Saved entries
* * *
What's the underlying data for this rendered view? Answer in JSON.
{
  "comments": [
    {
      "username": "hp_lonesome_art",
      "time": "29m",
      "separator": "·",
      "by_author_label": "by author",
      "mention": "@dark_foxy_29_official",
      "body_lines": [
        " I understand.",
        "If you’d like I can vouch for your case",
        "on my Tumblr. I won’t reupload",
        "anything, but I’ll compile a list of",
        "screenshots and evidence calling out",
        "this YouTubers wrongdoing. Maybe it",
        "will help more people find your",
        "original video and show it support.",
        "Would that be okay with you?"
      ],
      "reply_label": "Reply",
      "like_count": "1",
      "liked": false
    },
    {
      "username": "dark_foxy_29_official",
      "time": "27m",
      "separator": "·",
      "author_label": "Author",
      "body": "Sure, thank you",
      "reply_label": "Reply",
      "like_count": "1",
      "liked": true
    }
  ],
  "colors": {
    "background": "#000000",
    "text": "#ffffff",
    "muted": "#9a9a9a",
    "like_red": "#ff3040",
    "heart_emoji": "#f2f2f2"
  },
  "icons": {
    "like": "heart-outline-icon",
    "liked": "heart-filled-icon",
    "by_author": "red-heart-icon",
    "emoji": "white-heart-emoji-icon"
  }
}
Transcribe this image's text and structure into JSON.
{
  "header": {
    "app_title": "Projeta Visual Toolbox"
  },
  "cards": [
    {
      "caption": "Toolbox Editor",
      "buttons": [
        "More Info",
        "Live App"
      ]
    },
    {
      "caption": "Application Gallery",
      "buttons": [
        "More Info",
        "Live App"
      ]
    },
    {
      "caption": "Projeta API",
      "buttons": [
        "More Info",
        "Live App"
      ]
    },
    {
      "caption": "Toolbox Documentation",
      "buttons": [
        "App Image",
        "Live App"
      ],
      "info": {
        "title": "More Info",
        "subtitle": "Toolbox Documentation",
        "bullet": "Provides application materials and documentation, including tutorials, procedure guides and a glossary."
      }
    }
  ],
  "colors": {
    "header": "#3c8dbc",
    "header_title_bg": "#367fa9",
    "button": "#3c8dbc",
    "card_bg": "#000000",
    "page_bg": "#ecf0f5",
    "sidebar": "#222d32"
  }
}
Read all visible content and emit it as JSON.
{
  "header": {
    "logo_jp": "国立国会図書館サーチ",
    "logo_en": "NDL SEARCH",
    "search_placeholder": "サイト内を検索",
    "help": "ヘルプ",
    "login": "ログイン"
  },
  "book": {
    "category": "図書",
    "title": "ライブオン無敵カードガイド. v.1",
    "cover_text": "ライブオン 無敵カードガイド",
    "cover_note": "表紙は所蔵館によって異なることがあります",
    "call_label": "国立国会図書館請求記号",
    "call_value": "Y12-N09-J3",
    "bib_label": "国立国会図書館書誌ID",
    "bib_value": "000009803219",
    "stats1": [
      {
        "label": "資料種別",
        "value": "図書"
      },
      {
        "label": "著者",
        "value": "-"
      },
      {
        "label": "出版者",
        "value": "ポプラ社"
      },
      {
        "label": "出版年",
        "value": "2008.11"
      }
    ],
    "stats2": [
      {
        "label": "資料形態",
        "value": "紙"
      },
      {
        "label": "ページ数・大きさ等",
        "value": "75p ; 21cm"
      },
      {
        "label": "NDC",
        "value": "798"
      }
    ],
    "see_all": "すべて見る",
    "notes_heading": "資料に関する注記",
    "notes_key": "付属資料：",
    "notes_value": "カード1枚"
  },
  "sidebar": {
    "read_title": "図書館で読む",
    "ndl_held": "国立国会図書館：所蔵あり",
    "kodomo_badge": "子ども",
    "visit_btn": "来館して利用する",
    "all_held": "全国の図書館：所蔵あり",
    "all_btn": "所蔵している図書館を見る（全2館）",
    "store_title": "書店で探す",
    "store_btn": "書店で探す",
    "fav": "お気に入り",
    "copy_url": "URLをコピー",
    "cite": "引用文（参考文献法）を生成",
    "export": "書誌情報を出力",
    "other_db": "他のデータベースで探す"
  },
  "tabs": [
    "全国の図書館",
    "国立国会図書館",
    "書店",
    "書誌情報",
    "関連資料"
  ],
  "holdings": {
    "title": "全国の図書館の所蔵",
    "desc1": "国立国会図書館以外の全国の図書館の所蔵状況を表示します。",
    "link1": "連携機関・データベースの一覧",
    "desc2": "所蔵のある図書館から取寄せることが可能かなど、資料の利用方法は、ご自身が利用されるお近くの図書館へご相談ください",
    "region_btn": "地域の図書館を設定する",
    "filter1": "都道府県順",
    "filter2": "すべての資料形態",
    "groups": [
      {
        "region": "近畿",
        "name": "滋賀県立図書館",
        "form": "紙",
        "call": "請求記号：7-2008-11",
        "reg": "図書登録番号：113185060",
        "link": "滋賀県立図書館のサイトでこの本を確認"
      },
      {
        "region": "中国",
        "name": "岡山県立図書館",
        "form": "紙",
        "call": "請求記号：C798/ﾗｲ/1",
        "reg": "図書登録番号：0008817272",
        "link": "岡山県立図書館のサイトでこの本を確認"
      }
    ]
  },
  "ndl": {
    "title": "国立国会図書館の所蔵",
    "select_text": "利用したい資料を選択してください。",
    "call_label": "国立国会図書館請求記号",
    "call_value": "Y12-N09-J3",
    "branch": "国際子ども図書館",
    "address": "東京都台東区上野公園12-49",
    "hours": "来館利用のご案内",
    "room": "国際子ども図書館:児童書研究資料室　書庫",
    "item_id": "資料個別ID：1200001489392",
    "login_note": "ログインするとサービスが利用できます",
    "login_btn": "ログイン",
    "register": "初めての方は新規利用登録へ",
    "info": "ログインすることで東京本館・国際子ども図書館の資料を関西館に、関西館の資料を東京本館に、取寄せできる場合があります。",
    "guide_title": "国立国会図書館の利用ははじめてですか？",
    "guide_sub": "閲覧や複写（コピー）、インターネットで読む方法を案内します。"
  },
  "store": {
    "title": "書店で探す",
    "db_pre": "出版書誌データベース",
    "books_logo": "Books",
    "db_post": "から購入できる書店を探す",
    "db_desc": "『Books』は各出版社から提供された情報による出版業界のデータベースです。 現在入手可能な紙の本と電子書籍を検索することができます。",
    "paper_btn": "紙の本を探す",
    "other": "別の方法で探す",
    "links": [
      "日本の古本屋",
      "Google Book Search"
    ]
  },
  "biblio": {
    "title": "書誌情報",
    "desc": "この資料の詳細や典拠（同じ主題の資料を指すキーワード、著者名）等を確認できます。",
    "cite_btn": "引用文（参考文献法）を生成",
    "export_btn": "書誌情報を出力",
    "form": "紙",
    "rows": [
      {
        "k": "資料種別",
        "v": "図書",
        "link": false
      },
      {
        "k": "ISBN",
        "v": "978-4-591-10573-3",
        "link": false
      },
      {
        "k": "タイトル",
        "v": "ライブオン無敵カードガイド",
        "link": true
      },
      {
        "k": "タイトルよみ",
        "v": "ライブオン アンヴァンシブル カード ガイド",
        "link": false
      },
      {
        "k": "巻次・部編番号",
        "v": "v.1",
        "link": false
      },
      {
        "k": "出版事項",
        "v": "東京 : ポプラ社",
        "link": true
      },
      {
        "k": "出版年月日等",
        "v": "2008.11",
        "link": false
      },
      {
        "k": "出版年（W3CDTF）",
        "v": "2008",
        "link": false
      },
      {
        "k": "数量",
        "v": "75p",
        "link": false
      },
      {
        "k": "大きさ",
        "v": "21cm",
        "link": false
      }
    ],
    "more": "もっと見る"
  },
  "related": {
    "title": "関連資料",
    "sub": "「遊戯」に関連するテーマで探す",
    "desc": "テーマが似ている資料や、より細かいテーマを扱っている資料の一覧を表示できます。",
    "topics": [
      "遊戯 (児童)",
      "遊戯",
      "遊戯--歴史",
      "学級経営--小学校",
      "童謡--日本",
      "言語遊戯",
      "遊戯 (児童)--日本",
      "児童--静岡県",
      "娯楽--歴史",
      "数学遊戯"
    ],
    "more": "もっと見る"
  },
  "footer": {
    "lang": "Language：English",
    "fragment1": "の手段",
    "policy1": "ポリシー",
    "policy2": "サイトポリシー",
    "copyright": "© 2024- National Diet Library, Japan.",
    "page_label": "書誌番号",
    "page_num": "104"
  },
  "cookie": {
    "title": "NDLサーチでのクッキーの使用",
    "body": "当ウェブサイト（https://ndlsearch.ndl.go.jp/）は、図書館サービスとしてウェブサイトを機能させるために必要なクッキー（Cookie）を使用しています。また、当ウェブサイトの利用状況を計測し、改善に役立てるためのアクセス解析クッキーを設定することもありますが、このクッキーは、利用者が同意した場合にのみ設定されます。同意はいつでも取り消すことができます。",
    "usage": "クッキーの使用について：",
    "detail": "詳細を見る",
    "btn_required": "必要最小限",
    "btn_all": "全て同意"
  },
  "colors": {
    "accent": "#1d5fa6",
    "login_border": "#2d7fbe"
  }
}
* * *
### Task objective
Pick out and copy the lines of the entries that hold the string "Projeta".

### Result of this exercise
    "app_title": "Projeta Visual Toolbox"
      "caption": "Projeta API",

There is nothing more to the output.